* BEGIN Data supplied *
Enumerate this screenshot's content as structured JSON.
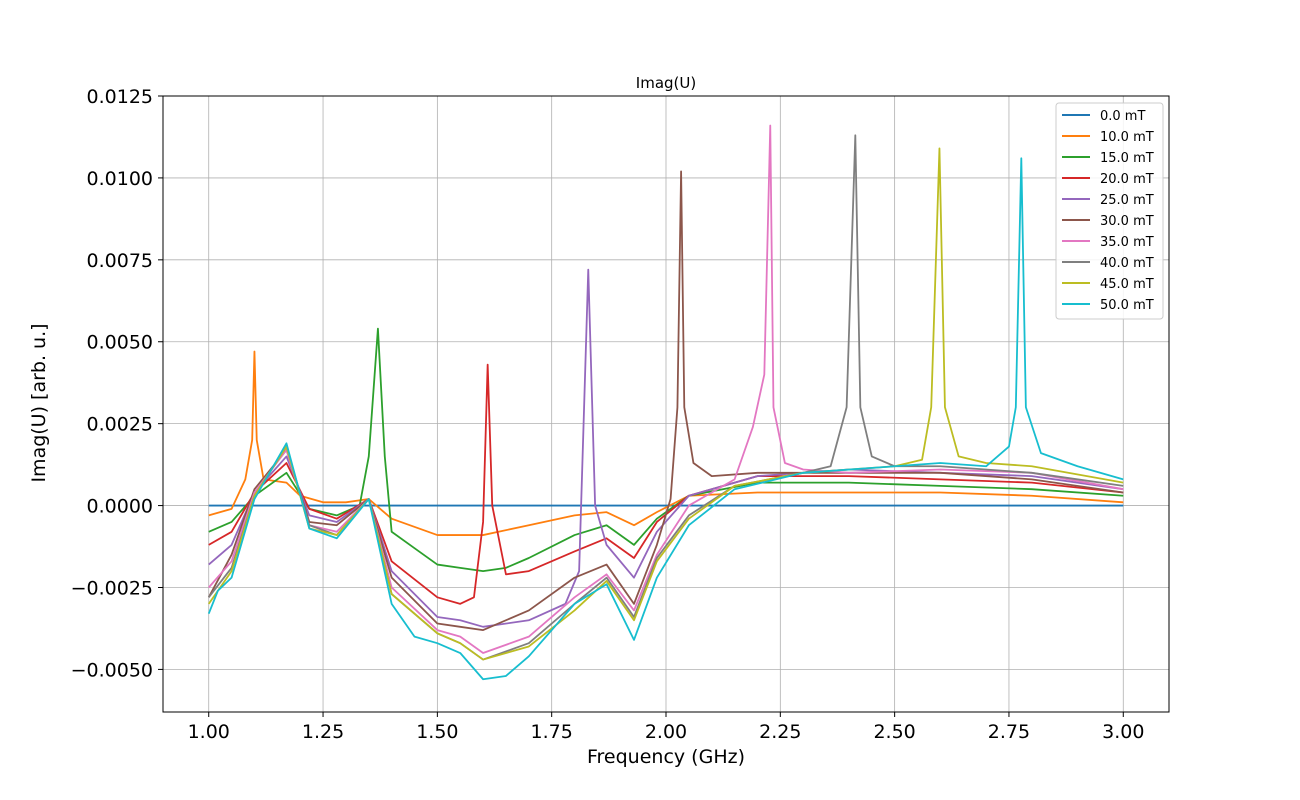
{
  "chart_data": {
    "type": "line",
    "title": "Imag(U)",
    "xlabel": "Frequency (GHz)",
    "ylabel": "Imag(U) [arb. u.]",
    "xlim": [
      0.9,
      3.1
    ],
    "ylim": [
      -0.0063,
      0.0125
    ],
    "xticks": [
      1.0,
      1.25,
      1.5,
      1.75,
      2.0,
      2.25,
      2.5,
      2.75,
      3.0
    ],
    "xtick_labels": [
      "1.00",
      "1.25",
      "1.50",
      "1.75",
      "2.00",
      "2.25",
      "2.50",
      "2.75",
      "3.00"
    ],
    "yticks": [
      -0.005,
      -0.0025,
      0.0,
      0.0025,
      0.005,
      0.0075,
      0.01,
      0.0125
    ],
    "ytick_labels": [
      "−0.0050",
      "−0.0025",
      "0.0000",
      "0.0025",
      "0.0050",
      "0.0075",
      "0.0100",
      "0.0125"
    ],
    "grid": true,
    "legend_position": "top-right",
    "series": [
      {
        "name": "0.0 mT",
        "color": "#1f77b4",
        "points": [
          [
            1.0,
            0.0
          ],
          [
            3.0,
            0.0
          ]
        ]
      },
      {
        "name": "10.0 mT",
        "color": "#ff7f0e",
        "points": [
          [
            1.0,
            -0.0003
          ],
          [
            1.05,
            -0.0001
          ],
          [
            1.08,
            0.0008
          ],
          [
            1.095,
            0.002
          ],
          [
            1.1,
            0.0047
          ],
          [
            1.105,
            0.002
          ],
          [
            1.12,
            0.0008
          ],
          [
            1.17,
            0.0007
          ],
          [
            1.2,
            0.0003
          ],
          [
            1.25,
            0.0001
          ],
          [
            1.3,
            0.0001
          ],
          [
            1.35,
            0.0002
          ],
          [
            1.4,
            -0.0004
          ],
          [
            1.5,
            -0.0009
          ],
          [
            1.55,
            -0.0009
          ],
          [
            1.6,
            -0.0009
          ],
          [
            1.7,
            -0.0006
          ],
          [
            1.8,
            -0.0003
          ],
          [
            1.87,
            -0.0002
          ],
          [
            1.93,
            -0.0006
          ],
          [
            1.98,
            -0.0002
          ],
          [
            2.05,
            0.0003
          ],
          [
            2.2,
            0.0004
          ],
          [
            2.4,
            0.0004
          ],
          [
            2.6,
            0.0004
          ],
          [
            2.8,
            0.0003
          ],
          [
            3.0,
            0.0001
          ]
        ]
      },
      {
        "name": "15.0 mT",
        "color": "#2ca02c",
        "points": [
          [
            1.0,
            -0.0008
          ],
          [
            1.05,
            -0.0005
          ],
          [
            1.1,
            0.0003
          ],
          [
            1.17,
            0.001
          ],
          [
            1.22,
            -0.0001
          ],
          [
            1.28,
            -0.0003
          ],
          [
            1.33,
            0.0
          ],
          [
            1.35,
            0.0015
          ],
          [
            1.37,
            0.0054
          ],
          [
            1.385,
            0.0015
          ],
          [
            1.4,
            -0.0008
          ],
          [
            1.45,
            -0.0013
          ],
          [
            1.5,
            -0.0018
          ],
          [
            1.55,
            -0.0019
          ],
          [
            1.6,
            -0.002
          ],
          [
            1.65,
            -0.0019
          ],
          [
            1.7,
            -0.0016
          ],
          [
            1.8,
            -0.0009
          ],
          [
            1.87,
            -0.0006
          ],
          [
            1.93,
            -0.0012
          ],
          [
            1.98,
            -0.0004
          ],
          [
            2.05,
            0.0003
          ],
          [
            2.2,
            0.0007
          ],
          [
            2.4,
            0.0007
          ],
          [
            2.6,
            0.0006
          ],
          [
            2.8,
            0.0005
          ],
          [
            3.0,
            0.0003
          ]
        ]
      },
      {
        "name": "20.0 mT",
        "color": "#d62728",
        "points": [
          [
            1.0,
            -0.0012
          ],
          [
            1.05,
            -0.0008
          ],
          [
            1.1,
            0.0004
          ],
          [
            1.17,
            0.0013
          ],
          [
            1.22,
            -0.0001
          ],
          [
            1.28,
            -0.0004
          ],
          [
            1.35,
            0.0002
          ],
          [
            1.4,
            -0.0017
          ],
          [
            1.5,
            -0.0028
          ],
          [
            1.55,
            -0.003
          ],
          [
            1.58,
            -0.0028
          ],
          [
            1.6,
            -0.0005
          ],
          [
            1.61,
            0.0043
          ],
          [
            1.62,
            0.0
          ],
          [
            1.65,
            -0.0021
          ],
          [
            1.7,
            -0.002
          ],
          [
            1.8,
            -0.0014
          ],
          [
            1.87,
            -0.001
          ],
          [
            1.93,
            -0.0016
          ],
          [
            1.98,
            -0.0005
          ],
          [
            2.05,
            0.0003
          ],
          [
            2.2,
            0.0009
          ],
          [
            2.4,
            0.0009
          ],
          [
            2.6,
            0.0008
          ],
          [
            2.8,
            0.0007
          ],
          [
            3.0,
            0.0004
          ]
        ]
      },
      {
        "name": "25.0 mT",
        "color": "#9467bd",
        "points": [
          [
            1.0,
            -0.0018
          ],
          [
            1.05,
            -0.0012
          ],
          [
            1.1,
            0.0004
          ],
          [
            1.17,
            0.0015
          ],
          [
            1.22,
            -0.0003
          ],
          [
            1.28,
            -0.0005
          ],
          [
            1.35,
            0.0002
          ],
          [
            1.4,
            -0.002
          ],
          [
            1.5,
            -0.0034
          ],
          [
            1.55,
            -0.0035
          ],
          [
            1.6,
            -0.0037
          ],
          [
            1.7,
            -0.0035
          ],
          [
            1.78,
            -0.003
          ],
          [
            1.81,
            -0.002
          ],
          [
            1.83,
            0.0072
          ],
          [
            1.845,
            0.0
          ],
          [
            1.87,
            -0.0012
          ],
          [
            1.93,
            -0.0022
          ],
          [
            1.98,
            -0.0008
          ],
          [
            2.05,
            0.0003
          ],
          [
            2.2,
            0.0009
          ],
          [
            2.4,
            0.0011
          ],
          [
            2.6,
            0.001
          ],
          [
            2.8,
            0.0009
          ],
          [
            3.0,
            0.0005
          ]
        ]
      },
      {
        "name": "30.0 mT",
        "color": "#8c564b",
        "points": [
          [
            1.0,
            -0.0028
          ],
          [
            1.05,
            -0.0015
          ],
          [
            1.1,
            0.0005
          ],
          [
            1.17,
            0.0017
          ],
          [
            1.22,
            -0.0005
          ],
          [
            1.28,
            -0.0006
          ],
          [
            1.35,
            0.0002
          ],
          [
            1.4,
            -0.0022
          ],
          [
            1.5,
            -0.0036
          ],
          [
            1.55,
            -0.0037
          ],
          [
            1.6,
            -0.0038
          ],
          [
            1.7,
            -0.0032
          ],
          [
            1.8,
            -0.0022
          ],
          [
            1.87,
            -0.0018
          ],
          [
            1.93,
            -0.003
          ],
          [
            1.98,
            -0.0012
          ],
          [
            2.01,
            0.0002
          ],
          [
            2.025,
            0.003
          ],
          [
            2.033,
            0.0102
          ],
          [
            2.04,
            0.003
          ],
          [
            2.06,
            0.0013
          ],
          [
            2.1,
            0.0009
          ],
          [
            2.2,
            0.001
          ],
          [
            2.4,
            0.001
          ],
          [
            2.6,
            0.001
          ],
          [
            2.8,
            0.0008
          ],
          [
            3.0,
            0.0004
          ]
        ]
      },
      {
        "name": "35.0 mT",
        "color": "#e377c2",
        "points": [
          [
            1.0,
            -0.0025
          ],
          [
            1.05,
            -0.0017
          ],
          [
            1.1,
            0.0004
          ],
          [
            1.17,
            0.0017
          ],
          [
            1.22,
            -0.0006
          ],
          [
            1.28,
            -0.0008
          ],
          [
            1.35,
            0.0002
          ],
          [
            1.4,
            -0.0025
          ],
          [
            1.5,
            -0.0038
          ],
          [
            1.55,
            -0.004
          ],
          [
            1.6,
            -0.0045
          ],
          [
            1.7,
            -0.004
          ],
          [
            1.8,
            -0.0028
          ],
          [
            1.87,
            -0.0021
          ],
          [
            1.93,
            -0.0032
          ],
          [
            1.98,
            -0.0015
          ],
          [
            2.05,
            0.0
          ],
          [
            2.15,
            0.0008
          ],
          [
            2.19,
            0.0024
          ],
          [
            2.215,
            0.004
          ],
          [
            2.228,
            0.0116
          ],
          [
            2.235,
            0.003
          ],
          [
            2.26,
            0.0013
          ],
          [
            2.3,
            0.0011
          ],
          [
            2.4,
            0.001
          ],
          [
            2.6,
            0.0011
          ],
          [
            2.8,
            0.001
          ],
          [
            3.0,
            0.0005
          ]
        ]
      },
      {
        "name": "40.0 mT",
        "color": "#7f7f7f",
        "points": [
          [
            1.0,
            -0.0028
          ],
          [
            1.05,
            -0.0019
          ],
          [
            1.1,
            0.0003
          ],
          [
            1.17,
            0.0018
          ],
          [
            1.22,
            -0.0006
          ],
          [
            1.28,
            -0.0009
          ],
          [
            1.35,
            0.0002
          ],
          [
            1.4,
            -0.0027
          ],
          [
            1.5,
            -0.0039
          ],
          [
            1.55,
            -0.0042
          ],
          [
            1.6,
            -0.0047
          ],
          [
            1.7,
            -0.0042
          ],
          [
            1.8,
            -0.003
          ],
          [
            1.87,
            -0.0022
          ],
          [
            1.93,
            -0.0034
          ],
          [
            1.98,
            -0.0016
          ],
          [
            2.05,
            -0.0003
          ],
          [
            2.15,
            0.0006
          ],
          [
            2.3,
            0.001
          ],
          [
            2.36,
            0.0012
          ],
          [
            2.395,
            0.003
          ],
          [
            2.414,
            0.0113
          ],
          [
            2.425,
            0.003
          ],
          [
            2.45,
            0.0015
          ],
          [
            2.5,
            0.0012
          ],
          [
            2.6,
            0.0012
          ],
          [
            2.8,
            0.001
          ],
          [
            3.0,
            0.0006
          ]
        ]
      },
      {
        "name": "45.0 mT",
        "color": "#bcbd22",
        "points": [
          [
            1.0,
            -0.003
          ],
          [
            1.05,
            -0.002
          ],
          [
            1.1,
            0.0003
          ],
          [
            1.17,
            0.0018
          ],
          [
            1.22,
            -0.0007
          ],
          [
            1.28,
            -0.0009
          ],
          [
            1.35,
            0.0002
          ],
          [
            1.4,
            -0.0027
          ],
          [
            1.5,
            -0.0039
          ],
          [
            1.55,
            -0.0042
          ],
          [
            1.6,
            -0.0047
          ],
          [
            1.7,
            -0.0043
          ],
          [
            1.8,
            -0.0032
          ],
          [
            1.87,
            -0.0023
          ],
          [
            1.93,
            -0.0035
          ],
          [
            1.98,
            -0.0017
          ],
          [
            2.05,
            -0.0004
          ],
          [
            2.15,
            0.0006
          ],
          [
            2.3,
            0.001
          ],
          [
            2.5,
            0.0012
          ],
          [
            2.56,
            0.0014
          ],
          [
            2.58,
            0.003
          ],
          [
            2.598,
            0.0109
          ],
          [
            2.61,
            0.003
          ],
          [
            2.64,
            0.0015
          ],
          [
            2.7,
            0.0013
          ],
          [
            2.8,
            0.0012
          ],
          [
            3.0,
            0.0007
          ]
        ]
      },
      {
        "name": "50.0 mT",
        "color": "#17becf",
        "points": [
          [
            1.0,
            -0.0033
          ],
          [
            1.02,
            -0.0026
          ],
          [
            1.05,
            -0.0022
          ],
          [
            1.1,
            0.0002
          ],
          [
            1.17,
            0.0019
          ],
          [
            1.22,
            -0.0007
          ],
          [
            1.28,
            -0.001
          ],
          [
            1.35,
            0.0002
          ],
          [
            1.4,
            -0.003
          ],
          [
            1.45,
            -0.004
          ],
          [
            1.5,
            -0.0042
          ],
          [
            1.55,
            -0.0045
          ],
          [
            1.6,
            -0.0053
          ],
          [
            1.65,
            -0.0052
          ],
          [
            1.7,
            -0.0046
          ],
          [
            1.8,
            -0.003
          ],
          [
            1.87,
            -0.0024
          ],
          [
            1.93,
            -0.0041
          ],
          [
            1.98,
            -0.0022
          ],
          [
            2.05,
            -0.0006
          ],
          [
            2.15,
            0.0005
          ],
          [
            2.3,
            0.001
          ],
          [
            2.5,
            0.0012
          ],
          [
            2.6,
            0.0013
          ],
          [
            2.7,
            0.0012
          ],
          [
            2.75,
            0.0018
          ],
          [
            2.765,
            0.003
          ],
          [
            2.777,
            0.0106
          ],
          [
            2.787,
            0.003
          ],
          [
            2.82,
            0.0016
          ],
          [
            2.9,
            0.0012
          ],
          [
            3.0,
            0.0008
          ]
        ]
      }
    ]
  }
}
* END Data supplied *
• _Task goal_
Look through the entries above for the word "color". Copy every line where it shows up.

• _Answer for this exercise_
        "color": "#1f77b4",
        "color": "#ff7f0e",
        "color": "#2ca02c",
        "color": "#d62728",
        "color": "#9467bd",
        "color": "#8c564b",
        "color": "#e377c2",
        "color": "#7f7f7f",
        "color": "#bcbd22",
        "color": "#17becf",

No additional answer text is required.